Task goal:
Restate the whole listing exactly.

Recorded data
-*-*-

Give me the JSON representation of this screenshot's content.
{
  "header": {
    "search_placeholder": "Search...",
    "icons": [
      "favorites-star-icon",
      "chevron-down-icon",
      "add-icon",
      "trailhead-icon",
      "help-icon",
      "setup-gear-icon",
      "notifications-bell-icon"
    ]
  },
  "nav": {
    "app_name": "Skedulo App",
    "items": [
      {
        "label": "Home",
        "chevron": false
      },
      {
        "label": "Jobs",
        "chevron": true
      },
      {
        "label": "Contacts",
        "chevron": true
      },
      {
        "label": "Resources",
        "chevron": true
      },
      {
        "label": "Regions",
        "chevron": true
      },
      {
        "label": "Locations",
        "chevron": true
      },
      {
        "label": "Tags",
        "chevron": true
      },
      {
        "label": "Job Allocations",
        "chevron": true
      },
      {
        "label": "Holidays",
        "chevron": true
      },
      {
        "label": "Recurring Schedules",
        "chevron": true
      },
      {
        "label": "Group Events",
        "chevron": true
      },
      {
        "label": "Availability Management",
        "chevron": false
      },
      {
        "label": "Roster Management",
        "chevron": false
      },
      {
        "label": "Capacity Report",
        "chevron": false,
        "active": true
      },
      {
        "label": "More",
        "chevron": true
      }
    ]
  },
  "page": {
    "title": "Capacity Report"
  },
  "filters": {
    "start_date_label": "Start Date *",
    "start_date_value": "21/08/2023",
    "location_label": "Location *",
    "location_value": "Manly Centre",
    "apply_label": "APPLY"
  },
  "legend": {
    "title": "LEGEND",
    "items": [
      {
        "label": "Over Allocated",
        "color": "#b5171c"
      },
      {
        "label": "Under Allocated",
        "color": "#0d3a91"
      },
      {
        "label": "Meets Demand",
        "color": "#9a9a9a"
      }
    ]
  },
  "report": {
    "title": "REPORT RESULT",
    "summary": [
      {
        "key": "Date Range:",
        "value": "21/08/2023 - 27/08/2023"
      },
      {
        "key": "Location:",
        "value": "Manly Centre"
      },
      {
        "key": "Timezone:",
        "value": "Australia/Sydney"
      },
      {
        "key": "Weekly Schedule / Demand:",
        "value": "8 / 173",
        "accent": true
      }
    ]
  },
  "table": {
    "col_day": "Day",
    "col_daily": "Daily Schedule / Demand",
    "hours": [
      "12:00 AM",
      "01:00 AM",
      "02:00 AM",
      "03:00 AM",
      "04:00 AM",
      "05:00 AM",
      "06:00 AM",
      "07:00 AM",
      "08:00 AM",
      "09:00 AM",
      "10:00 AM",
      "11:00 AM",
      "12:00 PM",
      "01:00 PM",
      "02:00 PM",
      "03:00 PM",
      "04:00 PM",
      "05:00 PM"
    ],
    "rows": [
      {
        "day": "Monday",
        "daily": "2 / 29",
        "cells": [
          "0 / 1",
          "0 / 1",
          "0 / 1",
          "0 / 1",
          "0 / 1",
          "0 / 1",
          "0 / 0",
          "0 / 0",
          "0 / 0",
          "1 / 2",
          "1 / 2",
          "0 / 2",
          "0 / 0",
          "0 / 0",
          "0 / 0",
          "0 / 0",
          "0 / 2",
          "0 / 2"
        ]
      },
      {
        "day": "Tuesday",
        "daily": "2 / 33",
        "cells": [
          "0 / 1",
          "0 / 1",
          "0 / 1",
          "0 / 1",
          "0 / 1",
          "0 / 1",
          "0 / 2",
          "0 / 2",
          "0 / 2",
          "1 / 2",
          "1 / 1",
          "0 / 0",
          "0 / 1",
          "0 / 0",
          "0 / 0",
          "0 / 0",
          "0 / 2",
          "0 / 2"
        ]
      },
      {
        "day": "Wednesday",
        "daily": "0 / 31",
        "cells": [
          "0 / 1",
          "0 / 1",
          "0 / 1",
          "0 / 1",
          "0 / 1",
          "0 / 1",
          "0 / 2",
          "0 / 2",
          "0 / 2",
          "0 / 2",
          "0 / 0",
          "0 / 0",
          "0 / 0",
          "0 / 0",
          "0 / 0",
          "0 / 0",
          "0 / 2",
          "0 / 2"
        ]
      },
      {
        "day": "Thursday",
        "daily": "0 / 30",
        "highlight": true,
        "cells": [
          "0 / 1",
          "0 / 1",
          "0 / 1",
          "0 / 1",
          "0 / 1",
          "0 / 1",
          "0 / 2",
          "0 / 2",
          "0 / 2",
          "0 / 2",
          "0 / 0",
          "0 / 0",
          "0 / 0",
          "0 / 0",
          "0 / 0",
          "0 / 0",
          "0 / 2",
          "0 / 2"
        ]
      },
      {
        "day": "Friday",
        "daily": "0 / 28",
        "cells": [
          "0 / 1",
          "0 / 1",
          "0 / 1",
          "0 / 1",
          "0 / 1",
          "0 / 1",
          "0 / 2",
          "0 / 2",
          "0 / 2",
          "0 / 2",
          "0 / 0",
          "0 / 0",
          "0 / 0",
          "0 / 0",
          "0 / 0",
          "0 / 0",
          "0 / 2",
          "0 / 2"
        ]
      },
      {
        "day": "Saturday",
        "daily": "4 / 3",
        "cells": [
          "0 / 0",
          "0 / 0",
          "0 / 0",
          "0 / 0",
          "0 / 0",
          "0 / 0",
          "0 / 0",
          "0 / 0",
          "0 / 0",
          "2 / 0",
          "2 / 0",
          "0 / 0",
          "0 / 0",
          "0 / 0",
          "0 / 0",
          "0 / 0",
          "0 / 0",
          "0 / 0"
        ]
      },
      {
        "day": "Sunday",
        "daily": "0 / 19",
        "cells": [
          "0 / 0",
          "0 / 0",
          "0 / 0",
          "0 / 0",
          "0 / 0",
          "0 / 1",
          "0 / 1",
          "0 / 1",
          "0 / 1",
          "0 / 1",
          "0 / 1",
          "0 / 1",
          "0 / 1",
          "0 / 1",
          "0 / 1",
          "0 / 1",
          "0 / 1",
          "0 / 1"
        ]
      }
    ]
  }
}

-*-*-

Written answer:
Give me the JSON representation of this screenshot's content.
{
  "header": {
    "search_placeholder": "Search...",
    "icons": [
      "favorites-star-icon",
      "chevron-down-icon",
      "add-icon",
      "trailhead-icon",
      "help-icon",
      "setup-gear-icon",
      "notifications-bell-icon"
    ]
  },
  "nav": {
    "app_name": "Skedulo App",
    "items": [
      {
        "label": "Home",
        "chevron": false
      },
      {
        "label": "Jobs",
        "chevron": true
      },
      {
        "label": "Contacts",
        "chevron": true
      },
      {
        "label": "Resources",
        "chevron": true
      },
      {
        "label": "Regions",
        "chevron": true
      },
      {
        "label": "Locations",
        "chevron": true
      },
      {
        "label": "Tags",
        "chevron": true
      },
      {
        "label": "Job Allocations",
        "chevron": true
      },
      {
        "label": "Holidays",
        "chevron": true
      },
      {
        "label": "Recurring Schedules",
        "chevron": true
      },
      {
        "label": "Group Events",
        "chevron": true
      },
      {
        "label": "Availability Management",
        "chevron": false
      },
      {
        "label": "Roster Management",
        "chevron": false
      },
      {
        "label": "Capacity Report",
        "chevron": false,
        "active": true
      },
      {
        "label": "More",
        "chevron": true
      }
    ]
  },
  "page": {
    "title": "Capacity Report"
  },
  "filters": {
    "start_date_label": "Start Date *",
    "start_date_value": "21/08/2023",
    "location_label": "Location *",
    "location_value": "Manly Centre",
    "apply_label": "APPLY"
  },
  "legend": {
    "title": "LEGEND",
    "items": [
      {
        "label": "Over Allocated",
        "color": "#b5171c"
      },
      {
        "label": "Under Allocated",
        "color": "#0d3a91"
      },
      {
        "label": "Meets Demand",
        "color": "#9a9a9a"
      }
    ]
  },
  "report": {
    "title": "REPORT RESULT",
    "summary": [
      {
        "key": "Date Range:",
        "value": "21/08/2023 - 27/08/2023"
      },
      {
        "key": "Location:",
        "value": "Manly Centre"
      },
      {
        "key": "Timezone:",
        "value": "Australia/Sydney"
      },
      {
        "key": "Weekly Schedule / Demand:",
        "value": "8 / 173",
        "accent": true
      }
    ]
  },
  "table": {
    "col_day": "Day",
    "col_daily": "Daily Schedule / Demand",
    "hours": [
      "12:00 AM",
      "01:00 AM",
      "02:00 AM",
      "03:00 AM",
      "04:00 AM",
      "05:00 AM",
      "06:00 AM",
      "07:00 AM",
      "08:00 AM",
      "09:00 AM",
      "10:00 AM",
      "11:00 AM",
      "12:00 PM",
      "01:00 PM",
      "02:00 PM",
      "03:00 PM",
      "04:00 PM",
      "05:00 PM"
    ],
    "rows": [
      {
        "day": "Monday",
        "daily": "2 / 29",
        "cells": [
          "0 / 1",
          "0 / 1",
          "0 / 1",
          "0 / 1",
          "0 / 1",
          "0 / 1",
          "0 / 0",
          "0 / 0",
          "0 / 0",
          "1 / 2",
          "1 / 2",
          "0 / 2",
          "0 / 0",
          "0 / 0",
          "0 / 0",
          "0 / 0",
          "0 / 2",
          "0 / 2"
        ]
      },
      {
        "day": "Tuesday",
        "daily": "2 / 33",
        "cells": [
          "0 / 1",
          "0 / 1",
          "0 / 1",
          "0 / 1",
          "0 / 1",
          "0 / 1",
          "0 / 2",
          "0 / 2",
          "0 / 2",
          "1 / 2",
          "1 / 1",
          "0 / 0",
          "0 / 1",
          "0 / 0",
          "0 / 0",
          "0 / 0",
          "0 / 2",
          "0 / 2"
        ]
      },
      {
        "day": "Wednesday",
        "daily": "0 / 31",
        "cells": [
          "0 / 1",
          "0 / 1",
          "0 / 1",
          "0 / 1",
          "0 / 1",
          "0 / 1",
          "0 / 2",
          "0 / 2",
          "0 / 2",
          "0 / 2",
          "0 / 0",
          "0 / 0",
          "0 / 0",
          "0 / 0",
          "0 / 0",
          "0 / 0",
          "0 / 2",
          "0 / 2"
        ]
      },
      {
        "day": "Thursday",
        "daily": "0 / 30",
        "highlight": true,
        "cells": [
          "0 / 1",
          "0 / 1",
          "0 / 1",
          "0 / 1",
          "0 / 1",
          "0 / 1",
          "0 / 2",
          "0 / 2",
          "0 / 2",
          "0 / 2",
          "0 / 0",
          "0 / 0",
          "0 / 0",
          "0 / 0",
          "0 / 0",
          "0 / 0",
          "0 / 2",
          "0 / 2"
        ]
      },
      {
        "day": "Friday",
        "daily": "0 / 28",
        "cells": [
          "0 / 1",
          "0 / 1",
          "0 / 1",
          "0 / 1",
          "0 / 1",
          "0 / 1",
          "0 / 2",
          "0 / 2",
          "0 / 2",
          "0 / 2",
          "0 / 0",
          "0 / 0",
          "0 / 0",
          "0 / 0",
          "0 / 0",
          "0 / 0",
          "0 / 2",
          "0 / 2"
        ]
      },
      {
        "day": "Saturday",
        "daily": "4 / 3",
        "cells": [
          "0 / 0",
          "0 / 0",
          "0 / 0",
          "0 / 0",
          "0 / 0",
          "0 / 0",
          "0 / 0",
          "0 / 0",
          "0 / 0",
          "2 / 0",
          "2 / 0",
          "0 / 0",
          "0 / 0",
          "0 / 0",
          "0 / 0",
          "0 / 0",
          "0 / 0",
          "0 / 0"
        ]
      },
      {
        "day": "Sunday",
        "daily": "0 / 19",
        "cells": [
          "0 / 0",
          "0 / 0",
          "0 / 0",
          "0 / 0",
          "0 / 0",
          "0 / 1",
          "0 / 1",
          "0 / 1",
          "0 / 1",
          "0 / 1",
          "0 / 1",
          "0 / 1",
          "0 / 1",
          "0 / 1",
          "0 / 1",
          "0 / 1",
          "0 / 1",
          "0 / 1"
        ]
      }
    ]
  }
}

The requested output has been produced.